> _作業指示_
以下のデータの全行を、一字一句違えずにそのまま再掲せよ。
::::::::
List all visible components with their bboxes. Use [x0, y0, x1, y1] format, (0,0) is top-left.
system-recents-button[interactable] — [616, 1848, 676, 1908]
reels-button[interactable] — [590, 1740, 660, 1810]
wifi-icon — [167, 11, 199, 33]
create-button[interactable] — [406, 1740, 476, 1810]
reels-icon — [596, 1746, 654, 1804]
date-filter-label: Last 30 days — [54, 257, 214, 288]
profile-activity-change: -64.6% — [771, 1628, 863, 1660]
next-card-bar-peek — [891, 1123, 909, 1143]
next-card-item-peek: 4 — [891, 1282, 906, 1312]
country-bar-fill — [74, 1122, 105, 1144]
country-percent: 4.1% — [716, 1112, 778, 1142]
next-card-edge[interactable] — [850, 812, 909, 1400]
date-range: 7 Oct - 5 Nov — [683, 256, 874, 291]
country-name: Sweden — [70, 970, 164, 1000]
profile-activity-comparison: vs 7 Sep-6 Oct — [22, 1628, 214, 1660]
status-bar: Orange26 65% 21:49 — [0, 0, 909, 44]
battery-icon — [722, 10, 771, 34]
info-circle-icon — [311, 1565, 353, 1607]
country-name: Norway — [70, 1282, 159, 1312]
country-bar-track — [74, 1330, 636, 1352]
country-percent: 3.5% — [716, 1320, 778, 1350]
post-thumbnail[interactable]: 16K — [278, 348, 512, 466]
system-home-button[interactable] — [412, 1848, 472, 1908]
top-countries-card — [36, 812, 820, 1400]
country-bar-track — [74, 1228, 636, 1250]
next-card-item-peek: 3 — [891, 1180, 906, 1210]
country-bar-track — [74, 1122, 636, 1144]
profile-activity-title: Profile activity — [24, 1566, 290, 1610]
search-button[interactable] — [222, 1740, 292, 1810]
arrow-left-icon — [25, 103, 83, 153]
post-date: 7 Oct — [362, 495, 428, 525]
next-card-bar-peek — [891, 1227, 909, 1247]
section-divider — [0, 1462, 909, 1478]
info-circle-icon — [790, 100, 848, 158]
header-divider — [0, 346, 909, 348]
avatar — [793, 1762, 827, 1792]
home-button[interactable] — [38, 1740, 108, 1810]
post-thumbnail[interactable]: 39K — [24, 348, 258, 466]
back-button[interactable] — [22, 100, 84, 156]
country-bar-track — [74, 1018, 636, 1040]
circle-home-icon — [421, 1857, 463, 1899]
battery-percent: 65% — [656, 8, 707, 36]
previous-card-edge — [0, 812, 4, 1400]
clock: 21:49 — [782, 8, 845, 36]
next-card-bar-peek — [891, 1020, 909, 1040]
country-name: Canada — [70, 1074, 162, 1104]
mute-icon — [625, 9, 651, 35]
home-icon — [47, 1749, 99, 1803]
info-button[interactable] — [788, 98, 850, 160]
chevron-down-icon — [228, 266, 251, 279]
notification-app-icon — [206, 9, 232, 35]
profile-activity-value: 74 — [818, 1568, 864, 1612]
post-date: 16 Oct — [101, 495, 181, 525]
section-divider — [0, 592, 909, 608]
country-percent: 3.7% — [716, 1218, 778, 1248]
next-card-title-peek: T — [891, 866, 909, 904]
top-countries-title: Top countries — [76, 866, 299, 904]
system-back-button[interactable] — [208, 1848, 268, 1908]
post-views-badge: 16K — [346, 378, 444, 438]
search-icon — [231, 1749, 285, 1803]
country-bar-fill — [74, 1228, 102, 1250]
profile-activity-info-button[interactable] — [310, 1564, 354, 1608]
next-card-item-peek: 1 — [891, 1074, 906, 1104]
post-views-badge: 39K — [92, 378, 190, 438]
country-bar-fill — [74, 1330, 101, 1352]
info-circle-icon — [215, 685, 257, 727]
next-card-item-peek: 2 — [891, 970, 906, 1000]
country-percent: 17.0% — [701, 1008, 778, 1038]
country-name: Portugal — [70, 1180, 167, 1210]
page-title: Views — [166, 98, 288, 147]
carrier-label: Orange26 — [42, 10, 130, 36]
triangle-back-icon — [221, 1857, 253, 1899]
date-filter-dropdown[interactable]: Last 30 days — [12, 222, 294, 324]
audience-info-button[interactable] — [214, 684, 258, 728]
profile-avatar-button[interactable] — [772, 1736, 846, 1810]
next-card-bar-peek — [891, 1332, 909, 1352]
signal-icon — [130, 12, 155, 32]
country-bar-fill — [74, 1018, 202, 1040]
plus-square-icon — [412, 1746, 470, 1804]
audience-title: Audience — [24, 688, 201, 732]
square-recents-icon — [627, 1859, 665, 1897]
::::::::
> _模範解答_
List all visible components with their bboxes. Use [x0, y0, x1, y1] format, (0,0) is top-left.
system-recents-button[interactable] — [616, 1848, 676, 1908]
reels-button[interactable] — [590, 1740, 660, 1810]
wifi-icon — [167, 11, 199, 33]
create-button[interactable] — [406, 1740, 476, 1810]
reels-icon — [596, 1746, 654, 1804]
date-filter-label: Last 30 days — [54, 257, 214, 288]
profile-activity-change: -64.6% — [771, 1628, 863, 1660]
next-card-bar-peek — [891, 1123, 909, 1143]
next-card-item-peek: 4 — [891, 1282, 906, 1312]
country-bar-fill — [74, 1122, 105, 1144]
country-percent: 4.1% — [716, 1112, 778, 1142]
next-card-edge[interactable] — [850, 812, 909, 1400]
date-range: 7 Oct - 5 Nov — [683, 256, 874, 291]
country-name: Sweden — [70, 970, 164, 1000]
profile-activity-comparison: vs 7 Sep-6 Oct — [22, 1628, 214, 1660]
status-bar: Orange26 65% 21:49 — [0, 0, 909, 44]
battery-icon — [722, 10, 771, 34]
info-circle-icon — [311, 1565, 353, 1607]
country-name: Norway — [70, 1282, 159, 1312]
country-bar-track — [74, 1330, 636, 1352]
country-percent: 3.5% — [716, 1320, 778, 1350]
post-thumbnail[interactable]: 16K — [278, 348, 512, 466]
system-home-button[interactable] — [412, 1848, 472, 1908]
top-countries-card — [36, 812, 820, 1400]
country-bar-track — [74, 1228, 636, 1250]
next-card-item-peek: 3 — [891, 1180, 906, 1210]
country-bar-track — [74, 1122, 636, 1144]
profile-activity-title: Profile activity — [24, 1566, 290, 1610]
search-button[interactable] — [222, 1740, 292, 1810]
arrow-left-icon — [25, 103, 83, 153]
post-date: 7 Oct — [362, 495, 428, 525]
next-card-bar-peek — [891, 1227, 909, 1247]
section-divider — [0, 1462, 909, 1478]
info-circle-icon — [790, 100, 848, 158]
header-divider — [0, 346, 909, 348]
avatar — [793, 1762, 827, 1792]
home-button[interactable] — [38, 1740, 108, 1810]
post-thumbnail[interactable]: 39K — [24, 348, 258, 466]
back-button[interactable] — [22, 100, 84, 156]
country-bar-track — [74, 1018, 636, 1040]
circle-home-icon — [421, 1857, 463, 1899]
battery-percent: 65% — [656, 8, 707, 36]
previous-card-edge — [0, 812, 4, 1400]
clock: 21:49 — [782, 8, 845, 36]
next-card-bar-peek — [891, 1020, 909, 1040]
country-name: Canada — [70, 1074, 162, 1104]
mute-icon — [625, 9, 651, 35]
home-icon — [47, 1749, 99, 1803]
info-button[interactable] — [788, 98, 850, 160]
chevron-down-icon — [228, 266, 251, 279]
notification-app-icon — [206, 9, 232, 35]
profile-activity-value: 74 — [818, 1568, 864, 1612]
post-date: 16 Oct — [101, 495, 181, 525]
section-divider — [0, 592, 909, 608]
country-percent: 3.7% — [716, 1218, 778, 1248]
next-card-title-peek: T — [891, 866, 909, 904]
top-countries-title: Top countries — [76, 866, 299, 904]
system-back-button[interactable] — [208, 1848, 268, 1908]
post-views-badge: 16K — [346, 378, 444, 438]
search-icon — [231, 1749, 285, 1803]
country-bar-fill — [74, 1228, 102, 1250]
profile-activity-info-button[interactable] — [310, 1564, 354, 1608]
next-card-item-peek: 1 — [891, 1074, 906, 1104]
post-views-badge: 39K — [92, 378, 190, 438]
country-bar-fill — [74, 1330, 101, 1352]
info-circle-icon — [215, 685, 257, 727]
next-card-item-peek: 2 — [891, 970, 906, 1000]
country-percent: 17.0% — [701, 1008, 778, 1038]
country-name: Portugal — [70, 1180, 167, 1210]
page-title: Views — [166, 98, 288, 147]
carrier-label: Orange26 — [42, 10, 130, 36]
triangle-back-icon — [221, 1857, 253, 1899]
date-filter-dropdown[interactable]: Last 30 days — [12, 222, 294, 324]
audience-info-button[interactable] — [214, 684, 258, 728]
profile-avatar-button[interactable] — [772, 1736, 846, 1810]
next-card-bar-peek — [891, 1332, 909, 1352]
signal-icon — [130, 12, 155, 32]
country-bar-fill — [74, 1018, 202, 1040]
plus-square-icon — [412, 1746, 470, 1804]
audience-title: Audience — [24, 688, 201, 732]
square-recents-icon — [627, 1859, 665, 1897]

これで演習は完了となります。